===== INFORMATION SHOWN =====

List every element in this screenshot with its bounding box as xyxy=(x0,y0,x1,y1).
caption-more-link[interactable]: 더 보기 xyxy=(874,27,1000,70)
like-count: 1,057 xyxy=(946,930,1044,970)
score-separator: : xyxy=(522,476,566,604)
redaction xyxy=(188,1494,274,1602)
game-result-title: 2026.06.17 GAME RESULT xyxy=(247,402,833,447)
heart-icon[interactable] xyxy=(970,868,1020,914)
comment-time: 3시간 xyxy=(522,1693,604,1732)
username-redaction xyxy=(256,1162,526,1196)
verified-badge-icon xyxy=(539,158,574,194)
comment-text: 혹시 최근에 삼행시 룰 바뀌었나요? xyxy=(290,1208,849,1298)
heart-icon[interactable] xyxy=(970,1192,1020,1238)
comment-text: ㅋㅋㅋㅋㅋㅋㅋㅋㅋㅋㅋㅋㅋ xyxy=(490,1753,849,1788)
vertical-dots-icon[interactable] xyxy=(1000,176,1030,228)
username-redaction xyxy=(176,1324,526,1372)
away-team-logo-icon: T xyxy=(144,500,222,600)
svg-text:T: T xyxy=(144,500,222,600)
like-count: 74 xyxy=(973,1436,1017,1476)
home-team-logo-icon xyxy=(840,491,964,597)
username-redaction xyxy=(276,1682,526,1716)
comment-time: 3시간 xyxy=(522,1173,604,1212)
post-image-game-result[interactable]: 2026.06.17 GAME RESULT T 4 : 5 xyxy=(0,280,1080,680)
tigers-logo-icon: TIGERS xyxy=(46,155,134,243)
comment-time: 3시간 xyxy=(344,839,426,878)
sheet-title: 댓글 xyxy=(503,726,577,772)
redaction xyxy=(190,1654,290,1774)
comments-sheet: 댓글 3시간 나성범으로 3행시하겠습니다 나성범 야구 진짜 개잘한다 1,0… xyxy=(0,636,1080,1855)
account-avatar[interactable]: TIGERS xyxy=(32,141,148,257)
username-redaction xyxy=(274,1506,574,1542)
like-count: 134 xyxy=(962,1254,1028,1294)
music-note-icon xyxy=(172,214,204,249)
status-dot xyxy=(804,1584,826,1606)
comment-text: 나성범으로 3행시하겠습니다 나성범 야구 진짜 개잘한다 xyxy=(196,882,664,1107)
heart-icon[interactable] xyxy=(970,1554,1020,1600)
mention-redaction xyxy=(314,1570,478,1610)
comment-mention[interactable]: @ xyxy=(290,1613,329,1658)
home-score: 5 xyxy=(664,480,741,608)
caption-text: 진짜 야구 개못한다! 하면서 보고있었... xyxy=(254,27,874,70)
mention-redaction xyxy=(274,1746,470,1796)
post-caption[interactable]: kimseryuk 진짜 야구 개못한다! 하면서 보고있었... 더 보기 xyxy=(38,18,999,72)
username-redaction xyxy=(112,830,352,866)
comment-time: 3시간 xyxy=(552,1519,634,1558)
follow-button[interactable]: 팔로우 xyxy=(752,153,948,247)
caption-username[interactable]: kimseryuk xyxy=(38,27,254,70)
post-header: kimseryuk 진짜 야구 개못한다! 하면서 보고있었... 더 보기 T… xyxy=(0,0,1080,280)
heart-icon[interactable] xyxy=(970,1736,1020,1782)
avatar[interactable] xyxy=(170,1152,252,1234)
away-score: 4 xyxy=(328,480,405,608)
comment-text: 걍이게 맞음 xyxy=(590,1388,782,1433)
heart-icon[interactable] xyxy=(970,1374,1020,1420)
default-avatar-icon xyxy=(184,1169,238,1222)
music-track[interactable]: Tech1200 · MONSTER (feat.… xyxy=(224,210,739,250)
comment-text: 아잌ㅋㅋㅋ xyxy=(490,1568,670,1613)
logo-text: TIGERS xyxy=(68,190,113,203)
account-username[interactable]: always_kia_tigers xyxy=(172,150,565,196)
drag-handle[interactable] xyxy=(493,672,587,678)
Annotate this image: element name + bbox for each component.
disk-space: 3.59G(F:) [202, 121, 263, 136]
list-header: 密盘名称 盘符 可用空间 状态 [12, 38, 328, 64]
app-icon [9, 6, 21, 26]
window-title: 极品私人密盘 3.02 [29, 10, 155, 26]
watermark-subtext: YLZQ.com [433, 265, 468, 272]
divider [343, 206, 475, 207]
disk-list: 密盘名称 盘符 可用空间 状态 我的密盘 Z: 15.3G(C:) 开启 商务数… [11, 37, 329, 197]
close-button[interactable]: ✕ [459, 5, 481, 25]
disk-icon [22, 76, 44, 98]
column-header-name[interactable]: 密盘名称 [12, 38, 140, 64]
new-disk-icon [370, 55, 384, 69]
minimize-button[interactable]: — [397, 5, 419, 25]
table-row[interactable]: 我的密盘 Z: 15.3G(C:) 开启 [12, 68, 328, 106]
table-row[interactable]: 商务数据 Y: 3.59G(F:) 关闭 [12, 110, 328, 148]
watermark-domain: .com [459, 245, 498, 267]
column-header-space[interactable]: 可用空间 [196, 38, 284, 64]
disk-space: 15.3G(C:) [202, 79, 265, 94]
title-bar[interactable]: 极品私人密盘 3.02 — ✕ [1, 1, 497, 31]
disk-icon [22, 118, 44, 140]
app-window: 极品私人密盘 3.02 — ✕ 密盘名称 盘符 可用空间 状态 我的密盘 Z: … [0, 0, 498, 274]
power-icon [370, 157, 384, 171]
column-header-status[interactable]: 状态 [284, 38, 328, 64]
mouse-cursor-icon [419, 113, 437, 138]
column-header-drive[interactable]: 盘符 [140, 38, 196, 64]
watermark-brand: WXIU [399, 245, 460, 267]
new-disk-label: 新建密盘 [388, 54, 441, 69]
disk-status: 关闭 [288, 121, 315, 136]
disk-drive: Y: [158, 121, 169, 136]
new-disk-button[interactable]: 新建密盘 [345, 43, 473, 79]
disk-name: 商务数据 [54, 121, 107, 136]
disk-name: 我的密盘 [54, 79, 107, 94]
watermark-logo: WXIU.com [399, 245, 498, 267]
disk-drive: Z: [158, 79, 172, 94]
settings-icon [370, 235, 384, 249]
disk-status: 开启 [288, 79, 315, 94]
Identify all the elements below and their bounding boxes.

=====
===== INFORMATION SHOWN =====

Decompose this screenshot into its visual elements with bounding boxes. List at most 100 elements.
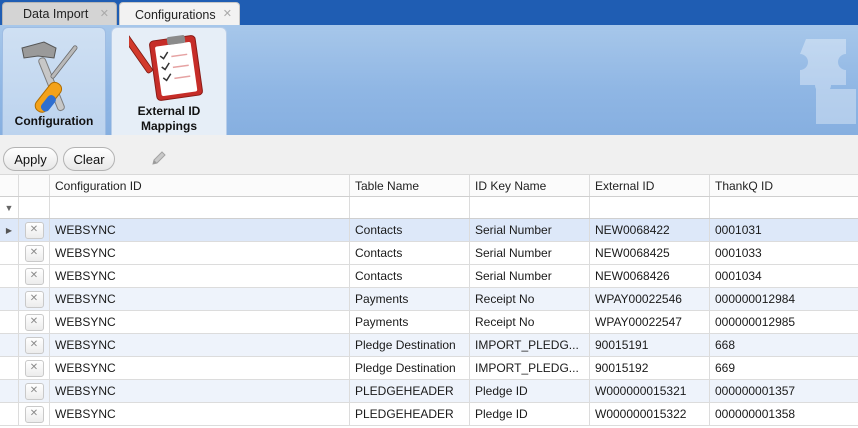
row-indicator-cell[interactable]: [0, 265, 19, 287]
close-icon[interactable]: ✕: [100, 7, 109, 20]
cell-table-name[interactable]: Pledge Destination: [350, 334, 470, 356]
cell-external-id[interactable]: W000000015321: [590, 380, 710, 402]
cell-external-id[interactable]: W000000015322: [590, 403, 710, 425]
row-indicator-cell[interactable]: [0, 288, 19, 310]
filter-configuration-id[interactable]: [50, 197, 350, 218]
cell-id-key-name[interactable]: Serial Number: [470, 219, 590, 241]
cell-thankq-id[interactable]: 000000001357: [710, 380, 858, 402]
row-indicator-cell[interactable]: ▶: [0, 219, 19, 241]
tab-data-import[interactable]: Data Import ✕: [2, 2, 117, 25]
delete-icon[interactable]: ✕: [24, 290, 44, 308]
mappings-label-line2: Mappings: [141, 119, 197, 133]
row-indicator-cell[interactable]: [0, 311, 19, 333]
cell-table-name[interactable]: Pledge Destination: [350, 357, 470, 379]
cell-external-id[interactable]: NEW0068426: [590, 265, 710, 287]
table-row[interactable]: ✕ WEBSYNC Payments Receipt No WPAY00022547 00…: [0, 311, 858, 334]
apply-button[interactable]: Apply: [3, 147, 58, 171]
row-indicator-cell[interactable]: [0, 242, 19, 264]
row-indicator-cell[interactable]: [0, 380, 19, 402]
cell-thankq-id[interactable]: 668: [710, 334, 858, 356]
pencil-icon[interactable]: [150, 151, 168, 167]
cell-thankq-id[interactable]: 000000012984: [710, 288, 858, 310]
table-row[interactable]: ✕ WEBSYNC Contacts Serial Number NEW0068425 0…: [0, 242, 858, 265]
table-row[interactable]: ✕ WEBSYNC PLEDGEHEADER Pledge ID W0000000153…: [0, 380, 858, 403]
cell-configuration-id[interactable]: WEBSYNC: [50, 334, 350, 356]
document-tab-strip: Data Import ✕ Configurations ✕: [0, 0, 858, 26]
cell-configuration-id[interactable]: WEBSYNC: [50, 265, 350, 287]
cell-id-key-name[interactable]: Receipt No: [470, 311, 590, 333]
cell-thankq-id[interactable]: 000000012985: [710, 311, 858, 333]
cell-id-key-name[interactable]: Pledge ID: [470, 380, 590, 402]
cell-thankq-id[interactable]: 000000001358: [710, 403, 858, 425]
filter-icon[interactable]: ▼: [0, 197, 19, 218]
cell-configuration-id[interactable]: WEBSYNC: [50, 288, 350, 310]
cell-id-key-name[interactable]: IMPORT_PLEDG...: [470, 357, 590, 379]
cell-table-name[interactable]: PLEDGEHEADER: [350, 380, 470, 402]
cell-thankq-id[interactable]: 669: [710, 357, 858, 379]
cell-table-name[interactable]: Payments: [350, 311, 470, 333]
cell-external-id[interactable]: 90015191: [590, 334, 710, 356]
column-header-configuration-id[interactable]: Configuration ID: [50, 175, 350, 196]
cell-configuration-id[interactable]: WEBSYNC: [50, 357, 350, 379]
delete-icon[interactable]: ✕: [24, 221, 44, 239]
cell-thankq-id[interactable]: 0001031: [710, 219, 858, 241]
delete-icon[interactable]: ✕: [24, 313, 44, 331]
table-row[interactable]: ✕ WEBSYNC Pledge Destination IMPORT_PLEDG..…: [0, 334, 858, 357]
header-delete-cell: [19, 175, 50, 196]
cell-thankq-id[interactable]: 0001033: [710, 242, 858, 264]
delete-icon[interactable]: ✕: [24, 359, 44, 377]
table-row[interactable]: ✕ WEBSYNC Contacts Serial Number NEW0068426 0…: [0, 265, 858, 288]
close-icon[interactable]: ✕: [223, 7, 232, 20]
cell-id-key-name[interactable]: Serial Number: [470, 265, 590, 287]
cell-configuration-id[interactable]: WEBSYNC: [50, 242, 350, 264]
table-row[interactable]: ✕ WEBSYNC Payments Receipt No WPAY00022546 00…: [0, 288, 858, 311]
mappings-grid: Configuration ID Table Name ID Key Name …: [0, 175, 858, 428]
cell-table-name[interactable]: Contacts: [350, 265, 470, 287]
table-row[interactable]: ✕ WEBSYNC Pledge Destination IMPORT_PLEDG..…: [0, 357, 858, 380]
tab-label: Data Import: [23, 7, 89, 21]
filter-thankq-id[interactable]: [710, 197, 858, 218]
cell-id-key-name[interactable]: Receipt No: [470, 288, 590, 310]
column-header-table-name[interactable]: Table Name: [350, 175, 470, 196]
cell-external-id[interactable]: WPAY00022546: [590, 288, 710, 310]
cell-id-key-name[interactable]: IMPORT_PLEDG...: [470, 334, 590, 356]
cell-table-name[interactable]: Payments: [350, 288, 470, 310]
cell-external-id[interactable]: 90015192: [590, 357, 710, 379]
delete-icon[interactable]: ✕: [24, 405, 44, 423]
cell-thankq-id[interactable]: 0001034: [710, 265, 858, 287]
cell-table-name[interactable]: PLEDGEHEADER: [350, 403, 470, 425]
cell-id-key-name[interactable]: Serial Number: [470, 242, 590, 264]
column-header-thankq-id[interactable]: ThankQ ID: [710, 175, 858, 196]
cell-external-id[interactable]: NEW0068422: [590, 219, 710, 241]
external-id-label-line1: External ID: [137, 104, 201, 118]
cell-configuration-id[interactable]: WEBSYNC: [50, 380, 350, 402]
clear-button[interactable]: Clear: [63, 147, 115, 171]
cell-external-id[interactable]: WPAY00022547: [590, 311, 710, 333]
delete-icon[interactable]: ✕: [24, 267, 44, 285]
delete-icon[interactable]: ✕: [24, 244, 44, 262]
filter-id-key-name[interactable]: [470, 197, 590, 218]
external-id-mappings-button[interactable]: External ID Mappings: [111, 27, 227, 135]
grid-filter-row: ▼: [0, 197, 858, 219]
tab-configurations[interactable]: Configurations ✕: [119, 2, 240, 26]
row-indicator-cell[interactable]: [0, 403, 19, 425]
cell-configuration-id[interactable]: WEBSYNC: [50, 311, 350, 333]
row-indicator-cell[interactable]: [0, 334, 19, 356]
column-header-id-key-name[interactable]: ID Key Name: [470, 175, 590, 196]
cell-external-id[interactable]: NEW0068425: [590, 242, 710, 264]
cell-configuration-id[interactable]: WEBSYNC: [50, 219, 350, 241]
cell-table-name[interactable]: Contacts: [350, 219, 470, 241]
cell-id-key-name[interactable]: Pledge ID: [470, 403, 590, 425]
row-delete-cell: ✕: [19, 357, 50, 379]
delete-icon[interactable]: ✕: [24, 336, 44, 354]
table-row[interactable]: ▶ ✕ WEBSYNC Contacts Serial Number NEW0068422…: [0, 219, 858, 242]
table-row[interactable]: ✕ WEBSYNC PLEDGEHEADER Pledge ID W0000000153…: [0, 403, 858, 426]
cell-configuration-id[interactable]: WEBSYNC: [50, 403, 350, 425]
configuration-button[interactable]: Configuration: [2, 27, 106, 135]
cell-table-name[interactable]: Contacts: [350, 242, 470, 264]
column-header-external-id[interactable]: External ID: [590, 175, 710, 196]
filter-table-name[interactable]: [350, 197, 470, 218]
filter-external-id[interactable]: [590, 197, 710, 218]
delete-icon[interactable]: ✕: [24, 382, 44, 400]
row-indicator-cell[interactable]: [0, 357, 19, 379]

=====

YOUR GOAL: Copy out, word for word, the part of the data that opens with the line containing "List every element" and closes with the line containing "username-redaction xyxy=(176,1324,526,1372)", including both of those lines.

FINISHED ANSWER:
List every element in this screenshot with its bounding box as xyxy=(x0,y0,x1,y1).
caption-more-link[interactable]: 더 보기 xyxy=(874,27,1000,70)
like-count: 1,057 xyxy=(946,930,1044,970)
score-separator: : xyxy=(522,476,566,604)
redaction xyxy=(188,1494,274,1602)
game-result-title: 2026.06.17 GAME RESULT xyxy=(247,402,833,447)
heart-icon[interactable] xyxy=(970,868,1020,914)
comment-time: 3시간 xyxy=(522,1693,604,1732)
username-redaction xyxy=(256,1162,526,1196)
verified-badge-icon xyxy=(539,158,574,194)
comment-text: 혹시 최근에 삼행시 룰 바뀌었나요? xyxy=(290,1208,849,1298)
heart-icon[interactable] xyxy=(970,1192,1020,1238)
comment-text: ㅋㅋㅋㅋㅋㅋㅋㅋㅋㅋㅋㅋㅋ xyxy=(490,1753,849,1788)
vertical-dots-icon[interactable] xyxy=(1000,176,1030,228)
username-redaction xyxy=(176,1324,526,1372)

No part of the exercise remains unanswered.